Extracted text:
The example above constitutes a proof by contradiction. Causality is a logical necessity. The funny thing is, this simple and easily acceptable idea of causality, combined with the self-evident first postulate of relativity, actually implies the second postulate of relativity and all the “weirdness” that comes with it.

The Proof

The proof of this connection requires some basic knowledge of mathematics and physics. To start, we need to consider at least two events, where one caused the other. Let’s say event A caused event B. We assume these events exist in space and are separated by time. Since event A caused event B, causality tells us that A came before B in time.

In theory, we are free to draw any coordinate system we want on this spacetime. We can draw a time axis labeled t and a space axis labeled x and orient them however we want. The coordinate system is arbitrarily imposed by us to describe the system, and as such it should have no effect on the underlying laws of physics. But that’s the catch, if we don’t want to affect the laws of physics, then the possible coordinate systems are limited to those that agree with the underlying physics.

In this case, the restriction imposed by the law of causality limits our options because A must precede B along the time axis. We can determine exactly which set of spacetime parameterizations are allowed by transforming one arbitrary parametrization into another and requiring that the causal ordering of events be preserved. We’ll keep things linear because we can.

Data excerpts:
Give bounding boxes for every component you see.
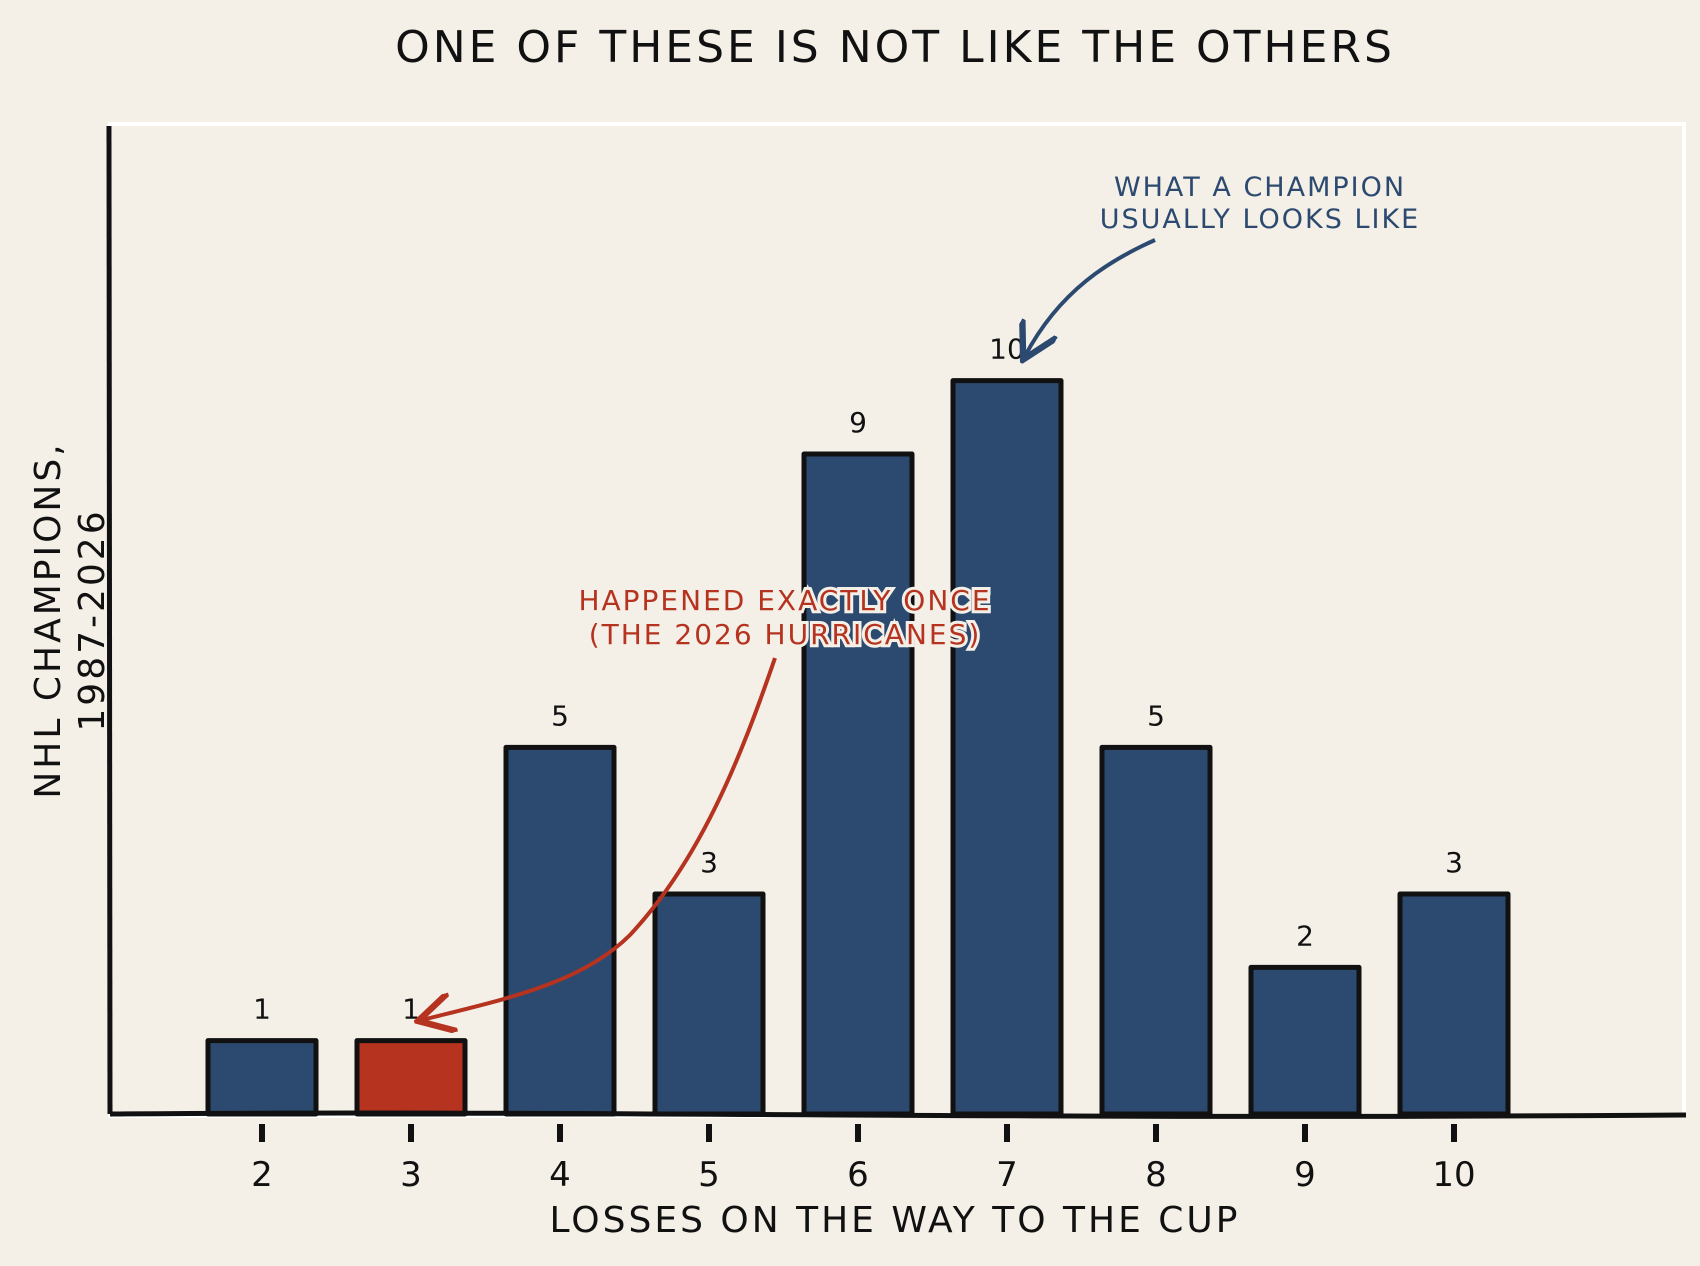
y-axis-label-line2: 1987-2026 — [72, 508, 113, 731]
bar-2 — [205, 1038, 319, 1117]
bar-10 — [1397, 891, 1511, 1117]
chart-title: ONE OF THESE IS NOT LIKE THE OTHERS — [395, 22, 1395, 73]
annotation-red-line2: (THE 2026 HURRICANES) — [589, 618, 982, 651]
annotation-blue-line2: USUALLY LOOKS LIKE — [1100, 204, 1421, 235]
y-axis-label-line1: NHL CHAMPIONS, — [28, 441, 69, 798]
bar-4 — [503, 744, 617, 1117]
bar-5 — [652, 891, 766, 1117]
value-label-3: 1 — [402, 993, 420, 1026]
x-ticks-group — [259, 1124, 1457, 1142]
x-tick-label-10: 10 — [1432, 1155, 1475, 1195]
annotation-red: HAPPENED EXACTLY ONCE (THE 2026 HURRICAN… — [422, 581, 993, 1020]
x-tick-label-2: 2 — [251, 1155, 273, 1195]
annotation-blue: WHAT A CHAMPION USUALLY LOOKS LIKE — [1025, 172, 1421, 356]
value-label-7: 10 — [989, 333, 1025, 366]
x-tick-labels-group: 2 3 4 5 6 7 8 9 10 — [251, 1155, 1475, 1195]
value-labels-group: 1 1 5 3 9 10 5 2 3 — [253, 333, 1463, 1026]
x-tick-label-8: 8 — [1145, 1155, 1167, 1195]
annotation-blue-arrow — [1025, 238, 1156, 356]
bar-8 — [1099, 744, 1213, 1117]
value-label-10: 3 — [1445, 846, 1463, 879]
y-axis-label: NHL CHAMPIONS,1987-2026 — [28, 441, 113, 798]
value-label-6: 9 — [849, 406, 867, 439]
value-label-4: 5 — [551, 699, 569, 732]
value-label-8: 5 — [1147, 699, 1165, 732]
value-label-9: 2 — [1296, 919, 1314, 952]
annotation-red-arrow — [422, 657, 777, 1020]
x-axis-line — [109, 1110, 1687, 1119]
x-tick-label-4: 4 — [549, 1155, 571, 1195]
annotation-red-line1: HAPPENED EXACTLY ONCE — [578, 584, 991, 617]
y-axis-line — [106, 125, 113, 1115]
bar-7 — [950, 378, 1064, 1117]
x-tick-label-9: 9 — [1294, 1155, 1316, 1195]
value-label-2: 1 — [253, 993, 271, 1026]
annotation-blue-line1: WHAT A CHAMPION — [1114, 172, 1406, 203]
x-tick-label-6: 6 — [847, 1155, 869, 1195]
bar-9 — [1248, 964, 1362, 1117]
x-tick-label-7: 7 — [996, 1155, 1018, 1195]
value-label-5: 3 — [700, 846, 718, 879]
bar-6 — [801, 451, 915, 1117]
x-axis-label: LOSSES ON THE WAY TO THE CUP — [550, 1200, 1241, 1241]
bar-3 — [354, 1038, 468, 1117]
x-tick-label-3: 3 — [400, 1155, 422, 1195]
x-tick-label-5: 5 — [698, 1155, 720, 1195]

What you need to do:
1. In the text on causality and relativity, what does the idea of causality imply when combined with the first postulate of relativity?
2. Write the next part of the text on causality and relativity, picking up right after its last sentence.

In response:
1. It implies the second postulate of relativity and all the "weirdness" that comes with it.

2.
We define the time difference $\Delta t = t_B-t_A$ where $t_B$ is the time when event B occurred and $t_A$ is the time when event A occurred, according to our parametrization. Similarly, we define the spatial separation $\Delta x = x_B-x_A$ , where $x_A$ and $x_B$ represent the spatial positions of A and B. We now apply a general linear transformation to $\Delta t$ and $\Delta x$ to obtain the spacetime separation in new primed coordinates:

$\left ( \begin{array}{c}\Delta t' \\ \Delta x'\end{array}\right ) = \left ( \begin{array}{c c}a & b \\ e & d\end{array}\right )\left ( \begin{array}{c}\Delta t \\ \Delta x\end{array}\right )$

Since A causally precedes B, the law of causality tells us that the time coordinate of A must always precede that of B. Mathematically, $\Delta t>0$ and $\Delta t' = a\Delta t + b\Delta x >0$ for all allowed transformations. The fact that $\Delta t>0$ implies that $b\ne 0$ , so we can divide by b to obtain

$\frac{a}{b}\Delta t > -\Delta x.$

This relationship must hold for any value of $\Delta x$ , positive or negative, since we are free to draw the x-axis pointing the other way. This means the left-hand side is not only more positive but is necessarily greater in magnitude than the right-hand side. It follows that the inequality must still hold when we square both sides. This gives us

$(c\Delta t)^2 > (\Delta x)^2$

where we have defined $c=\frac{a}{b}$ .

If we define the velocity of the propagation from A to B as $v=\frac{\Delta x}{\Delta t}$ , then the inequality becomes $v^2<c^2$ , which demonstrates a local speed limit for causality, i.e. events that are causally connected cannot be separated in space by more than $\lvert c\Delta t\lvert$ . Events that lie within this limit of each other are called “time-like separated” events.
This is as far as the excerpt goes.